--- WHAT TO PRODUCE ---
Please list all lines of the material below in which the string "JSON" occurs.

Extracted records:

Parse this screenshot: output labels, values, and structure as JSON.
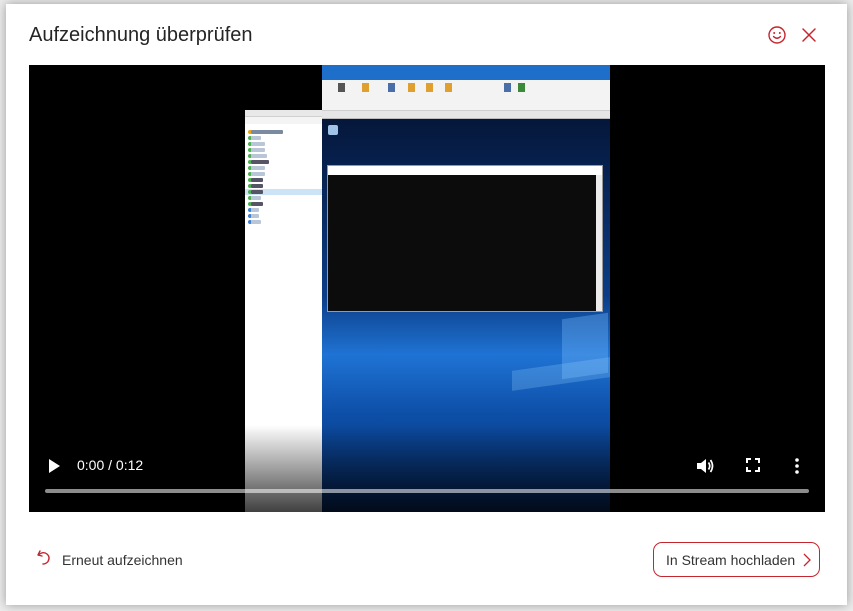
{
  "dialog": {
    "title": "Aufzeichnung überprüfen",
    "smiley_icon": "smiley-icon",
    "close_icon": "close-icon"
  },
  "video": {
    "time_current": "0:00",
    "time_total": "0:12",
    "timecode": "0:00 / 0:12",
    "progress": 0,
    "icons": [
      "play-icon",
      "volume-icon",
      "fullscreen-icon",
      "more-options-icon"
    ]
  },
  "footer": {
    "rerecord_label": "Erneut aufzeichnen",
    "upload_label": "In Stream hochladen"
  },
  "colors": {
    "accent": "#c4262e",
    "title_text": "#252525",
    "video_bg": "#000000"
  }
}
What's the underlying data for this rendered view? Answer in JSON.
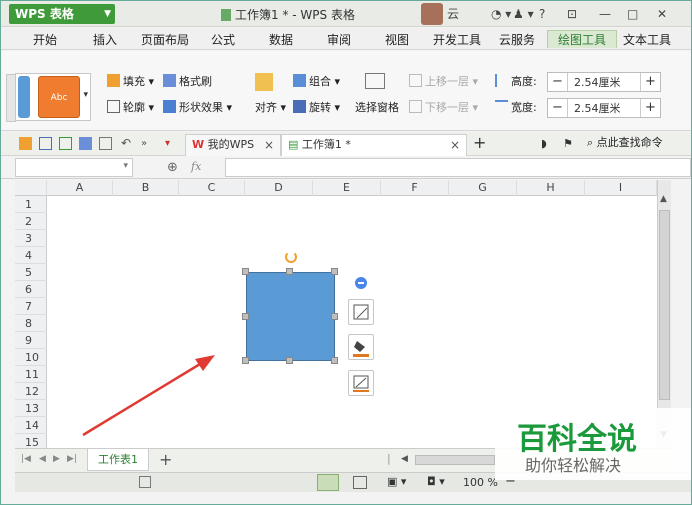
{
  "titlebar": {
    "app": "WPS 表格",
    "title": "工作簿1 * - WPS 表格",
    "user": "云",
    "controls": [
      "?",
      "—",
      "□",
      "✕"
    ]
  },
  "menu": [
    "开始",
    "插入",
    "页面布局",
    "公式",
    "数据",
    "审阅",
    "视图",
    "开发工具",
    "云服务",
    "绘图工具",
    "文本工具"
  ],
  "menu_active_index": 9,
  "ribbon": {
    "style_sample": "Abc",
    "fill": "填充",
    "format_painter": "格式刷",
    "outline": "轮廓",
    "shape_effects": "形状效果",
    "align": "对齐",
    "group": "组合",
    "rotate": "旋转",
    "selection_pane": "选择窗格",
    "bring_forward": "上移一层",
    "send_backward": "下移一层",
    "height_label": "高度:",
    "height_value": "2.54厘米",
    "width_label": "宽度:",
    "width_value": "2.54厘米"
  },
  "doctabs": {
    "tab1": "我的WPS",
    "tab2": "工作簿1 *",
    "search": "点此查找命令"
  },
  "formula": {
    "fx": "fx",
    "namebox": ""
  },
  "columns": [
    "A",
    "B",
    "C",
    "D",
    "E",
    "F",
    "G",
    "H",
    "I"
  ],
  "rows": [
    "1",
    "2",
    "3",
    "4",
    "5",
    "6",
    "7",
    "8",
    "9",
    "10",
    "11",
    "12",
    "13",
    "14",
    "15"
  ],
  "sheets": [
    "工作表1"
  ],
  "status": {
    "zoom": "100 %"
  },
  "watermark": {
    "title": "百科全说",
    "subtitle": "助你轻松解决"
  },
  "colors": {
    "accent": "#3f9a3a",
    "shape_fill": "#5b9bd5",
    "arrow": "#e03a32"
  }
}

--- WRITTEN SOLUTION ---
Parse this screenshot: output labels, values, and structure as JSON.
What's the underlying data for this rendered view? Answer in JSON.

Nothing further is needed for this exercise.